> **WORK TO BE COMPLETED**: Gather each line of the records where "ylabel" appears.

> **DATA EXCERPTS**:
____________________

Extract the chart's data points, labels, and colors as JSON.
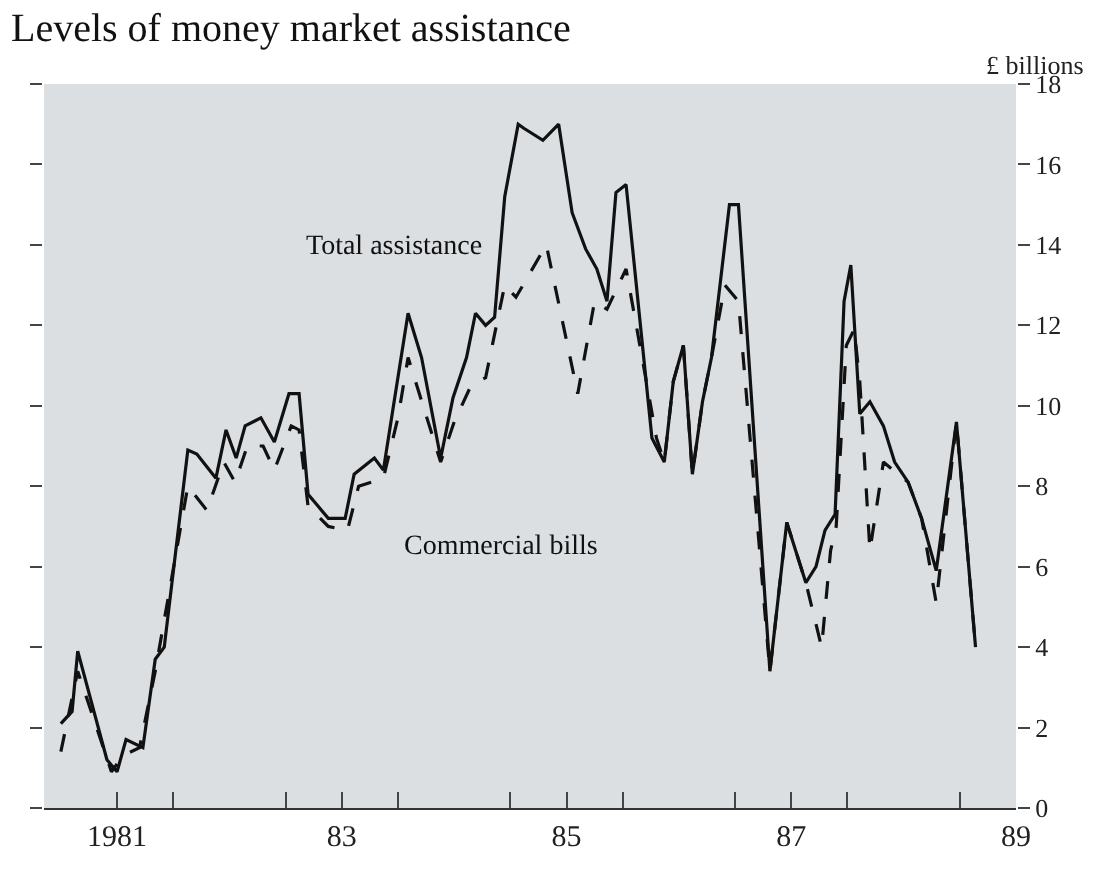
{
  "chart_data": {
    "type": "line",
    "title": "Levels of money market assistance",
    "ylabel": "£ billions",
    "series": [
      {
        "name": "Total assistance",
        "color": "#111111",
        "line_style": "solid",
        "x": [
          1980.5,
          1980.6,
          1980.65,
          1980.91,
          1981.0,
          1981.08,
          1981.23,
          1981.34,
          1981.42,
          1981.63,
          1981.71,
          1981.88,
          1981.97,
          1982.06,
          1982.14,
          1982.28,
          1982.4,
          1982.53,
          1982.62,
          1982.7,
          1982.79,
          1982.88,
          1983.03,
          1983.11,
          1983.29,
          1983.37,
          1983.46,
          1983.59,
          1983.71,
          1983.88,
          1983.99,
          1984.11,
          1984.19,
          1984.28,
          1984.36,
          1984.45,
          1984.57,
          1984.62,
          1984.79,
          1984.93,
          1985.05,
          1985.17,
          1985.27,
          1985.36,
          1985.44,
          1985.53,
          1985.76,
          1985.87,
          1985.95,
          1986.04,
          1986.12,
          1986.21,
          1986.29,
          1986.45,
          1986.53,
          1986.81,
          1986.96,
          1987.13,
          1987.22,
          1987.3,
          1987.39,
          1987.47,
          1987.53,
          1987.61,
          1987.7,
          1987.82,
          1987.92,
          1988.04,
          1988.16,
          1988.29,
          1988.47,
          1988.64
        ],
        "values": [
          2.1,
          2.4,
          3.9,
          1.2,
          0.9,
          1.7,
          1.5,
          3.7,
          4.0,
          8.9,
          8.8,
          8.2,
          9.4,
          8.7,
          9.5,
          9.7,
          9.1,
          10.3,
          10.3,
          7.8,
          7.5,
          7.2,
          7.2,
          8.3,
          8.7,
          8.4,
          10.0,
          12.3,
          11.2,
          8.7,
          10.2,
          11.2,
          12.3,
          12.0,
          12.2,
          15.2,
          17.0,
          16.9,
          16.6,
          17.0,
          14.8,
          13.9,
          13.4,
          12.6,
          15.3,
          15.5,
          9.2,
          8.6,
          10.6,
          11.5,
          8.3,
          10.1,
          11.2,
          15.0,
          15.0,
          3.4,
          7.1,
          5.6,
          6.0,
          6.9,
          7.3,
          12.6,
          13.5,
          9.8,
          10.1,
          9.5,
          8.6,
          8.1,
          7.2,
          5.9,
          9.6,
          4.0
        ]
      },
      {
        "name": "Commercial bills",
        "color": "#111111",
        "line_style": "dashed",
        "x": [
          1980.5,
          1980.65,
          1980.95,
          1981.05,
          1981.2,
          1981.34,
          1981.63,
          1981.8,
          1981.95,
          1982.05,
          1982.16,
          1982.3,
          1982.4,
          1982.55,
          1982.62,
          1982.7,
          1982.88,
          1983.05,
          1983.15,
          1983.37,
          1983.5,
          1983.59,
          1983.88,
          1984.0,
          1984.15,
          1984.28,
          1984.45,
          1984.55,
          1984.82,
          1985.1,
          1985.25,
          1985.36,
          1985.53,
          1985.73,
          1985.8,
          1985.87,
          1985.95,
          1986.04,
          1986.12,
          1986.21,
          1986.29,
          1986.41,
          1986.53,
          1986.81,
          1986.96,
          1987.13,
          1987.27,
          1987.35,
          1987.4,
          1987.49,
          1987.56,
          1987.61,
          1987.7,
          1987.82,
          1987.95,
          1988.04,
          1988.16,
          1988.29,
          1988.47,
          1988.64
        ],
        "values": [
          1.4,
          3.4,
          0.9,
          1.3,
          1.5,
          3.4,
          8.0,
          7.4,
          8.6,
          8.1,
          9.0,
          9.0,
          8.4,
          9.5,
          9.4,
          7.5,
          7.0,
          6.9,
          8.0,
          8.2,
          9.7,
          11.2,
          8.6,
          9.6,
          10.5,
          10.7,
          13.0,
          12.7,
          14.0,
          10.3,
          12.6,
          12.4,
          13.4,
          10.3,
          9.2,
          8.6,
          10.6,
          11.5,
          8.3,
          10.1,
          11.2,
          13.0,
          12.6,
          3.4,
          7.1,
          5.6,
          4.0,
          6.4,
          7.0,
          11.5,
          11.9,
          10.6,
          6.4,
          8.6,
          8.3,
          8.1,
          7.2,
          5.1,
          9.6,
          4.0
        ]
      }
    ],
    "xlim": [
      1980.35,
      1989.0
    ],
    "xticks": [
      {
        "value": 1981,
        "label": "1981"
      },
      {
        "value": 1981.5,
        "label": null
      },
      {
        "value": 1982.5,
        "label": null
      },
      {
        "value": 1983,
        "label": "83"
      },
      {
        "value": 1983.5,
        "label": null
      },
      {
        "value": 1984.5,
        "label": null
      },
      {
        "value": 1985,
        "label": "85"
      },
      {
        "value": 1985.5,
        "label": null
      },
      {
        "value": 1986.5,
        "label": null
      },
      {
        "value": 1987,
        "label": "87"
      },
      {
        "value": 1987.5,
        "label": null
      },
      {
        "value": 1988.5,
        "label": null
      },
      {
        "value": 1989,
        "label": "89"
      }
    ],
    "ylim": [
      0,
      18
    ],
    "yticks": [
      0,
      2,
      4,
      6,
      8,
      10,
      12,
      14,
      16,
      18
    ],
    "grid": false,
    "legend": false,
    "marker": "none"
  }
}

____________________

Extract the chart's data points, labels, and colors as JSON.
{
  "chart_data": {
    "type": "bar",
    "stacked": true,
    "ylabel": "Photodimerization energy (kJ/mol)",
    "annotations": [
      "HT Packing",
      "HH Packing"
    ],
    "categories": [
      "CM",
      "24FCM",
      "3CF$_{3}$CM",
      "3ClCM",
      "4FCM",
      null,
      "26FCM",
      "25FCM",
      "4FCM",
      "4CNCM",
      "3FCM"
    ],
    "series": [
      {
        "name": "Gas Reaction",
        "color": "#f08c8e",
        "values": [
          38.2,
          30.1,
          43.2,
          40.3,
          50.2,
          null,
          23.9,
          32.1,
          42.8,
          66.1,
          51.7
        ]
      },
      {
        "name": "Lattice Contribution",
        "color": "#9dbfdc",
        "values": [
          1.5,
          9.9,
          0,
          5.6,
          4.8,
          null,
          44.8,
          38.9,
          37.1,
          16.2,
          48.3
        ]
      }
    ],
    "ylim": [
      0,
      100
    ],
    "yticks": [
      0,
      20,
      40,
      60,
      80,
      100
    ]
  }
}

____________________

> **EXERCISE ANSWER**:
    "ylabel": "£ billions",
    "ylabel": "Photodimerization energy (kJ/mol)",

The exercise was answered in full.